## WHAT YOU HAVE TO DO
Scan the records for the word "Front". Copy each line that includes it.

## EXERCISE INPUTS

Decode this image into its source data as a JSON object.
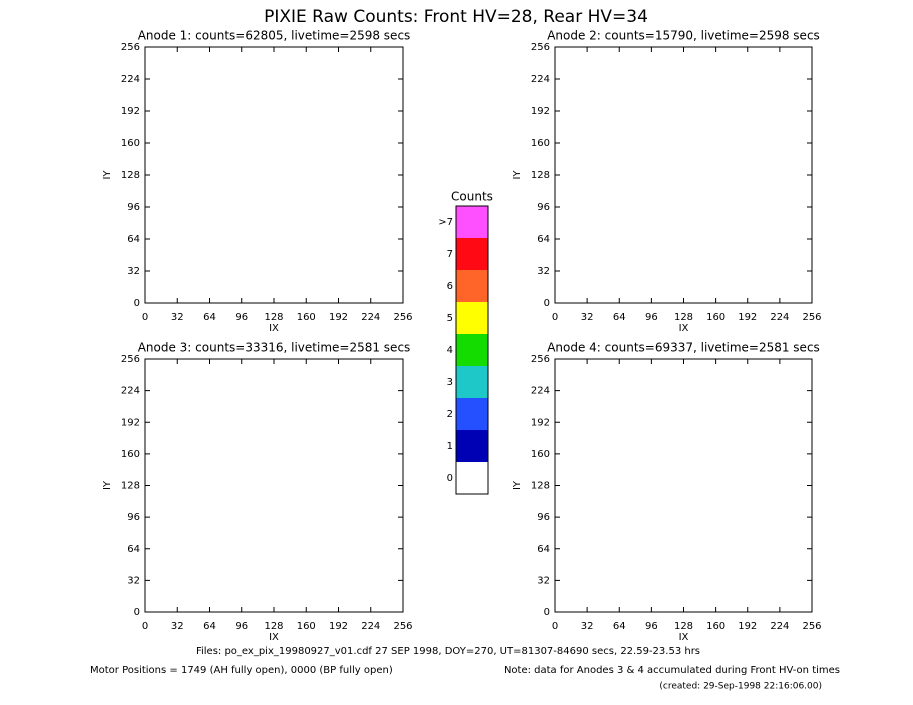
{
  "title": "PIXIE Raw Counts:  Front HV=28, Rear HV=34",
  "chart_data": [
    {
      "type": "heatmap",
      "title": "Anode 1: counts=62805, livetime=2598 secs",
      "x_label": "IX",
      "y_label": "IY",
      "xlim": [
        0,
        256
      ],
      "ylim": [
        0,
        256
      ],
      "xticks": [
        0,
        32,
        64,
        96,
        128,
        160,
        192,
        224,
        256
      ],
      "yticks": [
        0,
        32,
        64,
        96,
        128,
        160,
        192,
        224,
        256
      ]
    },
    {
      "type": "heatmap",
      "title": "Anode 2: counts=15790, livetime=2598 secs",
      "x_label": "IX",
      "y_label": "IY",
      "xlim": [
        0,
        256
      ],
      "ylim": [
        0,
        256
      ],
      "xticks": [
        0,
        32,
        64,
        96,
        128,
        160,
        192,
        224,
        256
      ],
      "yticks": [
        0,
        32,
        64,
        96,
        128,
        160,
        192,
        224,
        256
      ]
    },
    {
      "type": "heatmap",
      "title": "Anode 3: counts=33316, livetime=2581 secs",
      "x_label": "IX",
      "y_label": "IY",
      "xlim": [
        0,
        256
      ],
      "ylim": [
        0,
        256
      ],
      "xticks": [
        0,
        32,
        64,
        96,
        128,
        160,
        192,
        224,
        256
      ],
      "yticks": [
        0,
        32,
        64,
        96,
        128,
        160,
        192,
        224,
        256
      ]
    },
    {
      "type": "heatmap",
      "title": "Anode 4: counts=69337, livetime=2581 secs",
      "x_label": "IX",
      "y_label": "IY",
      "xlim": [
        0,
        256
      ],
      "ylim": [
        0,
        256
      ],
      "xticks": [
        0,
        32,
        64,
        96,
        128,
        160,
        192,
        224,
        256
      ],
      "yticks": [
        0,
        32,
        64,
        96,
        128,
        160,
        192,
        224,
        256
      ]
    }
  ],
  "colorbar": {
    "title": "Counts",
    "labels": [
      "0",
      "1",
      "2",
      "3",
      "4",
      "5",
      "6",
      "7",
      ">7"
    ],
    "colors": [
      "#ffffff",
      "#0000b4",
      "#2450ff",
      "#1ec8c8",
      "#14dc00",
      "#ffff00",
      "#ff6428",
      "#ff0a14",
      "#ff50ff"
    ]
  },
  "footer": {
    "files": "Files: po_ex_pix_19980927_v01.cdf    27 SEP 1998, DOY=270, UT=81307-84690 secs, 22.59-23.53 hrs",
    "motor": "Motor Positions = 1749 (AH fully open), 0000 (BP fully open)",
    "note": "Note: data for Anodes 3 & 4 accumulated during Front HV-on times",
    "created": "(created: 29-Sep-1998 22:16:06.00)"
  }
}
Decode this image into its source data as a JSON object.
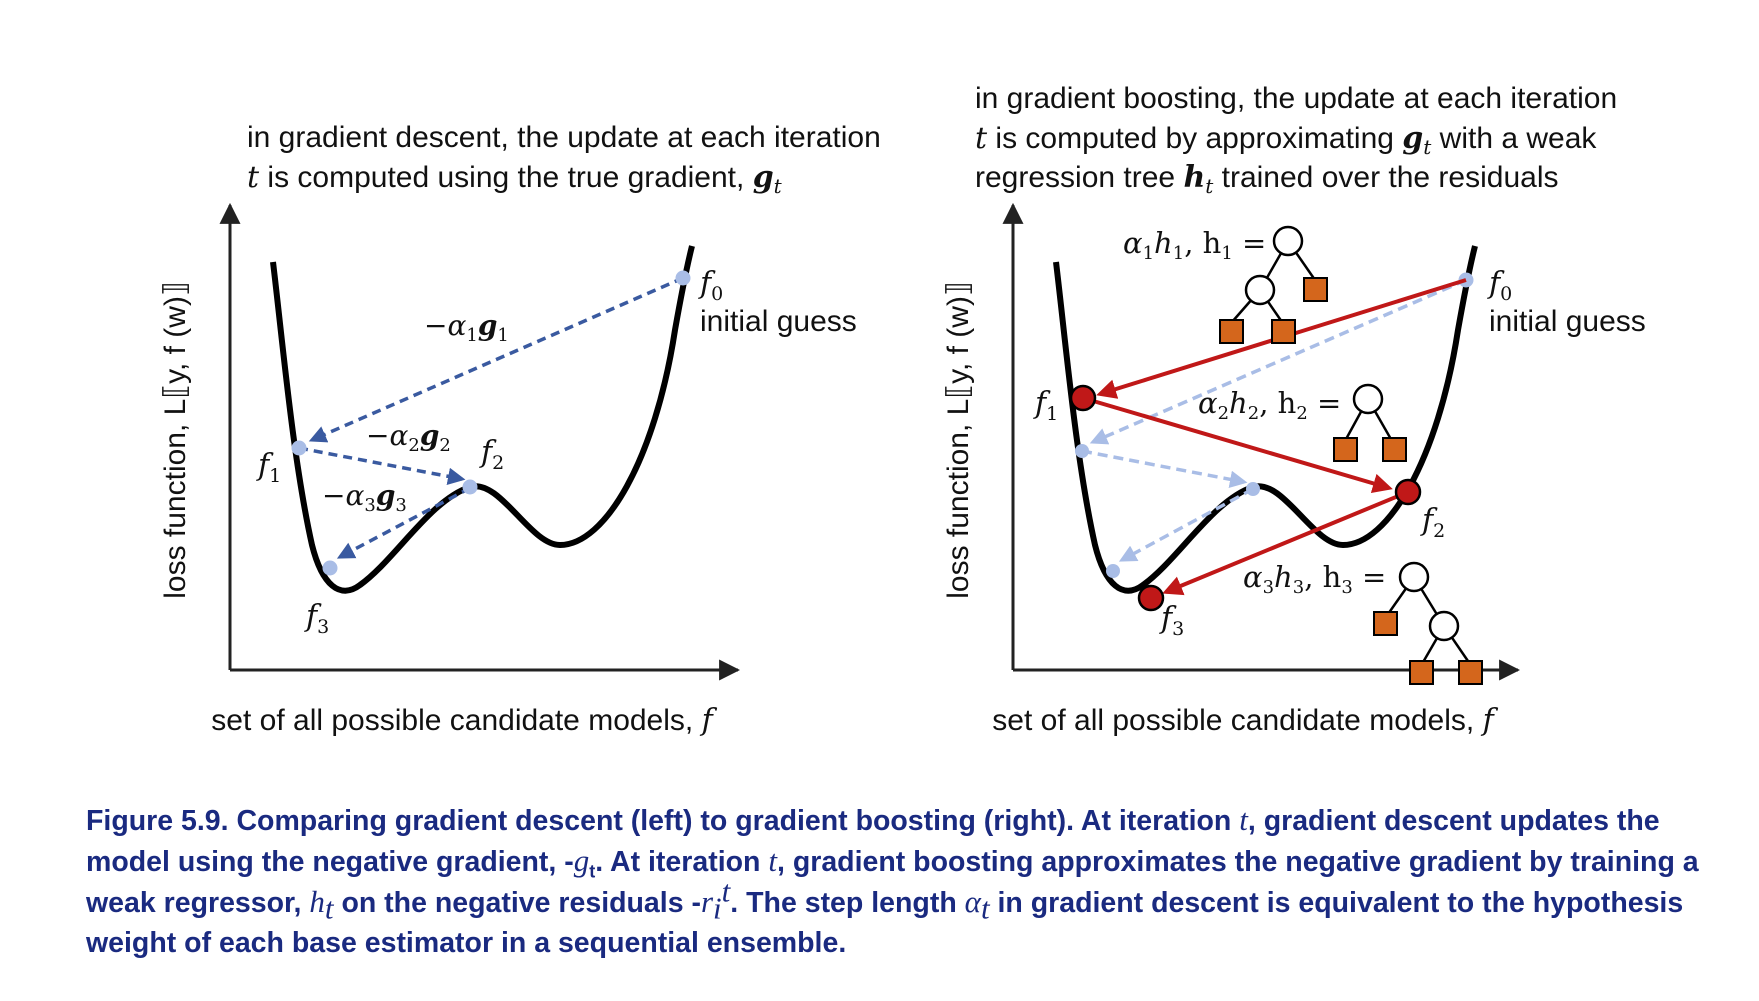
{
  "left_panel": {
    "title_line1": "in gradient descent, the update at each iteration",
    "title_line2_prefix": "t",
    "title_line2_text": " is computed using the true gradient, ",
    "title_line2_var": "g",
    "title_line2_sub": "t",
    "ylabel": "loss function, L⟦y, f (w)⟧",
    "xlabel": "set of all possible candidate models, ",
    "xlabel_var": "f",
    "f0_label": "f",
    "f0_sub": "0",
    "initial_guess": "initial guess",
    "f1_label": "f",
    "f1_sub": "1",
    "f2_label": "f",
    "f2_sub": "2",
    "f3_label": "f",
    "f3_sub": "3",
    "step1": "−α",
    "step1_sub": "1",
    "step1_var": "g",
    "step1_var_sub": "1",
    "step2": "−α",
    "step2_sub": "2",
    "step2_var": "g",
    "step2_var_sub": "2",
    "step3": "−α",
    "step3_sub": "3",
    "step3_var": "g",
    "step3_var_sub": "3"
  },
  "right_panel": {
    "title_line1": "in gradient boosting, the update at each iteration",
    "title_line2_prefix": "t",
    "title_line2_text": " is computed by approximating ",
    "title_line2_var": "g",
    "title_line2_sub": "t",
    "title_line2_suffix": " with a weak",
    "title_line3_text": "regression tree ",
    "title_line3_var": "h",
    "title_line3_sub": "t",
    "title_line3_suffix": " trained over the residuals",
    "ylabel": "loss function, L⟦y, f (w)⟧",
    "xlabel": "set of all possible candidate models, ",
    "xlabel_var": "f",
    "f0_label": "f",
    "f0_sub": "0",
    "initial_guess": "initial guess",
    "f1_label": "f",
    "f1_sub": "1",
    "f2_label": "f",
    "f2_sub": "2",
    "f3_label": "f",
    "f3_sub": "3",
    "tree1_alpha": "α",
    "tree1_h": "h",
    "tree1_sub": "1",
    "tree1_hname": "h",
    "tree1_hname_sub": "1",
    "tree2_alpha": "α",
    "tree2_h": "h",
    "tree2_sub": "2",
    "tree2_hname": "h",
    "tree2_hname_sub": "2",
    "tree3_alpha": "α",
    "tree3_h": "h",
    "tree3_sub": "3",
    "tree3_hname": "h",
    "tree3_hname_sub": "3"
  },
  "caption": {
    "part1": "Figure 5.9. Comparing gradient descent (left) to gradient boosting (right). At iteration ",
    "t1": "t",
    "part2": ", gradient descent updates the model using the negative gradient, -",
    "g": "g",
    "g_sub": "t",
    "part3": ". At iteration ",
    "t2": "t",
    "part4": ", gradient boosting approximates the negative gradient by training a weak regressor, ",
    "h": "h",
    "h_sub": "t",
    "part5": " on the negative residuals -",
    "r": "r",
    "r_sub": "i",
    "r_sup": "t",
    "part6": ". The step length ",
    "alpha": "α",
    "alpha_sub": "t",
    "part7": " in gradient descent is equivalent to the hypothesis weight of each base estimator in a sequential ensemble."
  },
  "colors": {
    "curve": "#000000",
    "descent_arrow": "#3a5aa0",
    "descent_point": "#a9bde6",
    "boost_arrow": "#c01818",
    "boost_point": "#c01818",
    "leaf": "#d4661c",
    "caption": "#1a2a80"
  }
}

## EXERCISE SOLUTION
  "title": "PIXIE Raw Counts:  Front HV=28, Rear HV=34",
    "note": "Note: data for Anodes 3 & 4 accumulated during Front HV-on times",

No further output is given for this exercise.